**Records for the exercise**
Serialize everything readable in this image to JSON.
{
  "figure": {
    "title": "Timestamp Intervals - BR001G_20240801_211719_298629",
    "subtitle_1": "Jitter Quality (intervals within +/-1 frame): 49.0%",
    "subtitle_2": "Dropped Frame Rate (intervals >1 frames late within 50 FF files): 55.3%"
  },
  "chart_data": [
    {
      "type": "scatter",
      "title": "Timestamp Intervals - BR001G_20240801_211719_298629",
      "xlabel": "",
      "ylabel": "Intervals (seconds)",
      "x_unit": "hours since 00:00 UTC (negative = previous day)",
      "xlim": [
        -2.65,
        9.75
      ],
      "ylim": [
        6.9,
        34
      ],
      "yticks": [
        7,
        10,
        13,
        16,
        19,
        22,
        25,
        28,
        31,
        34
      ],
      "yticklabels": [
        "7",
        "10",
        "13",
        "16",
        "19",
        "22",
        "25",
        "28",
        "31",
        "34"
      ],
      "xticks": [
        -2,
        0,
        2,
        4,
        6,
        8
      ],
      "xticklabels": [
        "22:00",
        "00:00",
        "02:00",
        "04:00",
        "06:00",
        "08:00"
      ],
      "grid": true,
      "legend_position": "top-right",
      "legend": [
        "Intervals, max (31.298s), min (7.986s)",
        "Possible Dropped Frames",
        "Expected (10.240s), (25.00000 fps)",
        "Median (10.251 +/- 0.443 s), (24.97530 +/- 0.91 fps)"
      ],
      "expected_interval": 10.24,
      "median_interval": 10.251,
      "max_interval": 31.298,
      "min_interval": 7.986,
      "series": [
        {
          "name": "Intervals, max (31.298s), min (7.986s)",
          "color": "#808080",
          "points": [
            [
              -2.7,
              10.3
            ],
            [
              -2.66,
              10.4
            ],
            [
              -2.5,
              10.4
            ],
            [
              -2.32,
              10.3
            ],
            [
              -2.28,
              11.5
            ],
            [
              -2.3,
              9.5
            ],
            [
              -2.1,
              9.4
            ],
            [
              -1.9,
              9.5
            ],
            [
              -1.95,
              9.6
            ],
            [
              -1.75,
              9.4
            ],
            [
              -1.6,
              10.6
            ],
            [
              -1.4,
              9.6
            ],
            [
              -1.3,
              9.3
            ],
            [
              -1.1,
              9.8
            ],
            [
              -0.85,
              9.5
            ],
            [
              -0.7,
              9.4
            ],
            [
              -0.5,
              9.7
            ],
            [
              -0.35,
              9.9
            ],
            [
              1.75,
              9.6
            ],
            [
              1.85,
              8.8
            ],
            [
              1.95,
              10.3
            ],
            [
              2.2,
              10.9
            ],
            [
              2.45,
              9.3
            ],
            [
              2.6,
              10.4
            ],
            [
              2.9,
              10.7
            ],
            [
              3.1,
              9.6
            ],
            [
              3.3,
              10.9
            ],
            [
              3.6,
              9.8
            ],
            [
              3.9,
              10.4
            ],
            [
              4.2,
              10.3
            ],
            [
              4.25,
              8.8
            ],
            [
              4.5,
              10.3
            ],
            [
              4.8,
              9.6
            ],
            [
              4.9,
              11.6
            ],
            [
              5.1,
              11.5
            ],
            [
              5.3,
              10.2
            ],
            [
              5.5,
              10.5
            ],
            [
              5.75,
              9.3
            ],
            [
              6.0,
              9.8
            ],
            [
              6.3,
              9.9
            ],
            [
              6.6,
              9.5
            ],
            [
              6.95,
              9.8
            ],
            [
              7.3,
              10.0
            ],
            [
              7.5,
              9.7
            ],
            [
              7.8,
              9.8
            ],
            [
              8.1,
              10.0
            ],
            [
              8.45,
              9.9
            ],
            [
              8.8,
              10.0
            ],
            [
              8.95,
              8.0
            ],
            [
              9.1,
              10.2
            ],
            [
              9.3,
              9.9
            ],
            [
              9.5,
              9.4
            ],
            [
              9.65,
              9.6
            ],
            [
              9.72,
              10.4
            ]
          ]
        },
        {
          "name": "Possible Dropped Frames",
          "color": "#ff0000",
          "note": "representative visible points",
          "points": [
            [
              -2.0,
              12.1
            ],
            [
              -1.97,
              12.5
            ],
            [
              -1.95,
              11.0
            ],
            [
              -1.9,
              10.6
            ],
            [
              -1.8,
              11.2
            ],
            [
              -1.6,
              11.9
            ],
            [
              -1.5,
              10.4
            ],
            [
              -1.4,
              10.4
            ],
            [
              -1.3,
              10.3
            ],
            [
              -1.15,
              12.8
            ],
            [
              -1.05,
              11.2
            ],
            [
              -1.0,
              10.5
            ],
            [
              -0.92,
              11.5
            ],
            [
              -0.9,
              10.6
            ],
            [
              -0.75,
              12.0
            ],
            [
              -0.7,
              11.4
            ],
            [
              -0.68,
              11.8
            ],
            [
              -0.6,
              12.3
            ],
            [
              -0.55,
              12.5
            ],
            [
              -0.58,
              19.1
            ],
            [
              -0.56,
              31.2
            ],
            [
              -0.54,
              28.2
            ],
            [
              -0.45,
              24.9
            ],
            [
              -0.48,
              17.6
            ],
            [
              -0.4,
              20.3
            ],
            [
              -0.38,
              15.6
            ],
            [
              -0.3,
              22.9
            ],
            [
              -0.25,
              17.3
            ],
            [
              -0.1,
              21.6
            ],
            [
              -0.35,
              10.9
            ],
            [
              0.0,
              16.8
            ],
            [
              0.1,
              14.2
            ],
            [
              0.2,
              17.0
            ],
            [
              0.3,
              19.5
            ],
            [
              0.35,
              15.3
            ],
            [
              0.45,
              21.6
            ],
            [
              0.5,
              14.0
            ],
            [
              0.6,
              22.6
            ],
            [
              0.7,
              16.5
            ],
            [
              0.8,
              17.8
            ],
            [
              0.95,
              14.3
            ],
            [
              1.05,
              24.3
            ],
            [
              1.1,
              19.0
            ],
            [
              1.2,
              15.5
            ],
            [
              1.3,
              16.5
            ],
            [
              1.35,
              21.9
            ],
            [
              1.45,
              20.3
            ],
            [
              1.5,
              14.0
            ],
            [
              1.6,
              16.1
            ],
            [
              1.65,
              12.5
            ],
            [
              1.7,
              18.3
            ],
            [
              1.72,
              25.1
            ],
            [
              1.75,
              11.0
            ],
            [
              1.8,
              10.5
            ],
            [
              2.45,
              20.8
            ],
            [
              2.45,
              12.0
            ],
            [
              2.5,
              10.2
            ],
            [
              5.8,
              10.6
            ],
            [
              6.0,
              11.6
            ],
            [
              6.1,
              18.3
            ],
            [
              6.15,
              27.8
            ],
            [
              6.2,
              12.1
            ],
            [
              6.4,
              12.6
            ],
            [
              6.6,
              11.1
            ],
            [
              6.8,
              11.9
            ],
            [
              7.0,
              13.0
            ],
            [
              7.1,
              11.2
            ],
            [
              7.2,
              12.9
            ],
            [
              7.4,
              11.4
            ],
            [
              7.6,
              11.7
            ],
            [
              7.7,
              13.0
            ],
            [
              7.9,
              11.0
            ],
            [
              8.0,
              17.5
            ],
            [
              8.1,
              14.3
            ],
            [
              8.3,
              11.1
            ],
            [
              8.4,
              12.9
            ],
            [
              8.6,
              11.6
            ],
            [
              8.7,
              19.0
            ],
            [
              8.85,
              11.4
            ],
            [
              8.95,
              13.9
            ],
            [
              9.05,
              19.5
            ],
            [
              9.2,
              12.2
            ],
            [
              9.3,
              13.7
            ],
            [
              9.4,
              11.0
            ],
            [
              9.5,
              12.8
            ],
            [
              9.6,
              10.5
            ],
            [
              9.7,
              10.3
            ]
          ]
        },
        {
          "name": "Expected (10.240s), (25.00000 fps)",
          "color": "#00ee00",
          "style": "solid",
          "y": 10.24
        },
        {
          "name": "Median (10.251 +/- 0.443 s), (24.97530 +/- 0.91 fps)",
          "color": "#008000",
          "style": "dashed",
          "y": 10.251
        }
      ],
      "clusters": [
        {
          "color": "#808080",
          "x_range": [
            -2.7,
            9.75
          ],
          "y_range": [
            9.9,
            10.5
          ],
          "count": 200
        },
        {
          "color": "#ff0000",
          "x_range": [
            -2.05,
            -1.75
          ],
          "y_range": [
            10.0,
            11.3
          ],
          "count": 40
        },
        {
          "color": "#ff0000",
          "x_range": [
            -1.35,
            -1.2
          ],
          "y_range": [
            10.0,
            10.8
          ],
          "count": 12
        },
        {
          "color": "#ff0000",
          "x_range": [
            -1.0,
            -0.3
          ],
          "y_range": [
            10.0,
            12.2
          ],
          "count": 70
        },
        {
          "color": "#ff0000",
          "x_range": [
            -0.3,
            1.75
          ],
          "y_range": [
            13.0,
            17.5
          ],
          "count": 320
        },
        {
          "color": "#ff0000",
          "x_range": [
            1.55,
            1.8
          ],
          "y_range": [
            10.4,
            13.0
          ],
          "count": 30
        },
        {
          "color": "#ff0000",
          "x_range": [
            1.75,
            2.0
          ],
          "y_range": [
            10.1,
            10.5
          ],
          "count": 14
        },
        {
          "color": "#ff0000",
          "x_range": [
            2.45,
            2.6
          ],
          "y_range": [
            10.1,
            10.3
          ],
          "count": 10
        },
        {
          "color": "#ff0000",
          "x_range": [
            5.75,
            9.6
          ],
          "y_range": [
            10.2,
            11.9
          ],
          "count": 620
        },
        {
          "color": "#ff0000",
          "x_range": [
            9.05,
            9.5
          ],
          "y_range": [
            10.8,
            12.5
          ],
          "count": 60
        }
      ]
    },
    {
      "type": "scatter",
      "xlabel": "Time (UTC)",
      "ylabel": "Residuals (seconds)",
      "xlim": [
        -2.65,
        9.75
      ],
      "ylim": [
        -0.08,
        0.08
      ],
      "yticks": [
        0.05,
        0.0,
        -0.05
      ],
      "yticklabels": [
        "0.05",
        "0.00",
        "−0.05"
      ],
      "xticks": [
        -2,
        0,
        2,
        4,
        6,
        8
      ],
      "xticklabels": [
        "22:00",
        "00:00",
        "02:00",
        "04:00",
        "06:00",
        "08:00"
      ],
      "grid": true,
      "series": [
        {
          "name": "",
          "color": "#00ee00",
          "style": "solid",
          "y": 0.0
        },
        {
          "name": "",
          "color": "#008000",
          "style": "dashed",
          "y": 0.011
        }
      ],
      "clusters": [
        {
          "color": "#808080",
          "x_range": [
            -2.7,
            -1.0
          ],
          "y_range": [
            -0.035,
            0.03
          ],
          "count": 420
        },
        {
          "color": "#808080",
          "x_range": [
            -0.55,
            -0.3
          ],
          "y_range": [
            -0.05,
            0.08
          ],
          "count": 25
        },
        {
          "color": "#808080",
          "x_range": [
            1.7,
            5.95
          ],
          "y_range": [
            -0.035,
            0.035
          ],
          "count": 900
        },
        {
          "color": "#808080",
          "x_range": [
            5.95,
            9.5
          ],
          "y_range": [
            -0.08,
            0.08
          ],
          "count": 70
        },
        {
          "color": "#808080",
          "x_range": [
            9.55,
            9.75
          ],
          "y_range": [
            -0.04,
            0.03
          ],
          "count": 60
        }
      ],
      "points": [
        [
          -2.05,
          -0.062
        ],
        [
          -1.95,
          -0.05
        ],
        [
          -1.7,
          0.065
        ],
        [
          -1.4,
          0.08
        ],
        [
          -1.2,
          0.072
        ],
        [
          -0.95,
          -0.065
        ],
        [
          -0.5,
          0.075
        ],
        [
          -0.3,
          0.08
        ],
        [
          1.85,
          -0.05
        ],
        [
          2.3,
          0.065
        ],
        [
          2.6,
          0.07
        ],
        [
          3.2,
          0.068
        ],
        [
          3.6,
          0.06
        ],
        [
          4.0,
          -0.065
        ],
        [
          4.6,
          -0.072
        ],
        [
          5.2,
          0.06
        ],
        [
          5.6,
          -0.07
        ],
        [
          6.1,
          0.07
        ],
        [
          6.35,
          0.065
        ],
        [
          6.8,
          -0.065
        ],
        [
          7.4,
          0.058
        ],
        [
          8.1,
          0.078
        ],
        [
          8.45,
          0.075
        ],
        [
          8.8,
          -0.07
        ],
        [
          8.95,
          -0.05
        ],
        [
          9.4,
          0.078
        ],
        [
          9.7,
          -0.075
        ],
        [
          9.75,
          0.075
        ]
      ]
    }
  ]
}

**Exercise directions**
Among the entries above, identify all lines with "seconds" and copy them.

**Solution**
      "ylabel": "Intervals (seconds)",
      "ylabel": "Residuals (seconds)",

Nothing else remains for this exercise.